Group B, who played their matches simultaneously with us, was made up of Boris Konrad, Lance Tschirhart, Anudari Adiyasuren and Clay Knight. All four of them were gunning for the images record, and Lance snatched it at the last with an astonishing 13.91 seconds. Lance won the group in impressive style, with Boris second and the other two missing out on qualifying for the second day.
Group C was the one I’d identified as the group of death to start with, and so it proved, unfortunately for Johnny Briones who ended up against a seriously in-form trio of Simon Reinhard, Marwin Wallonius and Sengesamdan Ulziikhutag. Simon topped the group, winning 12 out of 15 matches, but didn’t end up with any of the highest-score prizes this year, for a change, even though he was getting better scores than ever. The standard is just getting so high here, it’s terrifying!
Group D was dominated by world champion Alex Mullen, but he was given a real run for his money by his fellow American, tiny little 15-year-old Everett Chew and Swedish superstar Yanjaa Altansuh. The three of them progressed to the knockout stage at the expense of Shijir-Erdene Bat-Enkh, with Alex along the way setting two flabbergasting new world records – 16.86 seconds in cards and 17.65 seconds in numbers! This is so far beyond the realms of what I thought was possible only a couple of years ago, I can still hardly believe it…
Group E was won by Purevjav Erdenesaikhan (Puje to his friends), who I think people thought of as just making up the numbers of Team Mongolia before he started producing amazing scores all weekend. Katie Kermode came in second, blowing away the rest of the world in names and words as always – 50 words in 53.65 seconds and 30 names in 60.00. Melanie Höllein and Wessel Sandtke were knocked out, but both contributed a lot to the fun of the weekend!
And finally group F went to Johannes Zhou, very impressively, ahead of Christian Schäfer and Marlo Knight, who left it until the last moment to secure his place in the final day’s excitement, with XMT veteran Johann Randall Abrina missing out.

- _Dataset entries_:
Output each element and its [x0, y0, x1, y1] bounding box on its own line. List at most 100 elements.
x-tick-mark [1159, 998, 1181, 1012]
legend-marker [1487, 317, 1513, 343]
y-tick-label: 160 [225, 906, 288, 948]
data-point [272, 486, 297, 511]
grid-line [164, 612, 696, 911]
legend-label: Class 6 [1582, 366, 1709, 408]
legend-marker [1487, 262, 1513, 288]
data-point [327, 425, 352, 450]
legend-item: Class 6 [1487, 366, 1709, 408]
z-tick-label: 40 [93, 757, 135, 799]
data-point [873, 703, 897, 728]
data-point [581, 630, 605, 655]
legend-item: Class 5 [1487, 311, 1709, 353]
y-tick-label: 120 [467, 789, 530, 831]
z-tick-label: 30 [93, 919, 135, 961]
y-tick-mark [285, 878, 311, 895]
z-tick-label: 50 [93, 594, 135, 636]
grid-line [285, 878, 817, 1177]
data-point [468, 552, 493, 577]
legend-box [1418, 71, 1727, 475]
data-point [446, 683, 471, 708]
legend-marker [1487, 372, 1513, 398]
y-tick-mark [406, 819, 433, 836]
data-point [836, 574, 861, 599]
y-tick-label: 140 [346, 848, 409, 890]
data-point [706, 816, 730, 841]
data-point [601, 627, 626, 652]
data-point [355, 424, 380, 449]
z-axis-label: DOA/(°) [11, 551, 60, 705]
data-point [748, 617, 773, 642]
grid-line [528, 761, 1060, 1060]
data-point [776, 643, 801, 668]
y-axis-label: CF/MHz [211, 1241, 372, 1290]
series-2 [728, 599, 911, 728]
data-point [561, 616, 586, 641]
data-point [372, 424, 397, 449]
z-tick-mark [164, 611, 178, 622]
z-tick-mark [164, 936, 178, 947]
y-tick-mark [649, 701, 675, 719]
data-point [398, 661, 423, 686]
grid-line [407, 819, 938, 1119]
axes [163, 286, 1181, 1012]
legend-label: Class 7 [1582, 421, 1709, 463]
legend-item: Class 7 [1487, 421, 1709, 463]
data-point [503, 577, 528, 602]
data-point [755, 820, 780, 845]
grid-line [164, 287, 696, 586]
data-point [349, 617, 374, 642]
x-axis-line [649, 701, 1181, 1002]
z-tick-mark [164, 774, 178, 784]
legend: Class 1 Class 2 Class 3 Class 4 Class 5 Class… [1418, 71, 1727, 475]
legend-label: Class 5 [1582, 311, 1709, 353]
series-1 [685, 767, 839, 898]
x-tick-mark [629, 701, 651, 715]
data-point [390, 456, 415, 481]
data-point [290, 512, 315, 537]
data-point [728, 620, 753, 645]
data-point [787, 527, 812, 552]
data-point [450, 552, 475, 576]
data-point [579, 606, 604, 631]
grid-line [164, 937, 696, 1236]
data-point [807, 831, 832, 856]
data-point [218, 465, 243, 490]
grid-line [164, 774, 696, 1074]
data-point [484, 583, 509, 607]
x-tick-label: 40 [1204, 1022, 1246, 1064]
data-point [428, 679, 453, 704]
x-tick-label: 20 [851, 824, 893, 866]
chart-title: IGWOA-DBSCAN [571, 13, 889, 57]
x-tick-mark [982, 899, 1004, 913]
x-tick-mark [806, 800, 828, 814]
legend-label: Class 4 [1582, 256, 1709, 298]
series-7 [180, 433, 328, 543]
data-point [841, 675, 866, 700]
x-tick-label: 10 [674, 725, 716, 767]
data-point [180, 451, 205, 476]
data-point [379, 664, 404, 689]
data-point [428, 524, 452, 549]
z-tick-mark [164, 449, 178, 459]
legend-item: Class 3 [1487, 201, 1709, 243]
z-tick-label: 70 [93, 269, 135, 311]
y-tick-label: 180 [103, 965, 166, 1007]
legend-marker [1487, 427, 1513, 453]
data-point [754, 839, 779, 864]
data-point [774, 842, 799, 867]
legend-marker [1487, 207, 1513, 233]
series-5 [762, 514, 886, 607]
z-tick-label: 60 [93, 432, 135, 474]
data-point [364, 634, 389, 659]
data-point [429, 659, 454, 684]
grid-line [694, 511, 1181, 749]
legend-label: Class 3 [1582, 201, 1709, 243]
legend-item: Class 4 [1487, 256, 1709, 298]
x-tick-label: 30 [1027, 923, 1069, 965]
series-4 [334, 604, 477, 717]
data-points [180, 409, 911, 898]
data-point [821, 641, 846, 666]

- _Given instruction_: According to the group-stage report, what time did Lance Tschirhart set to take the images record?

- _Final result_: 13.91 seconds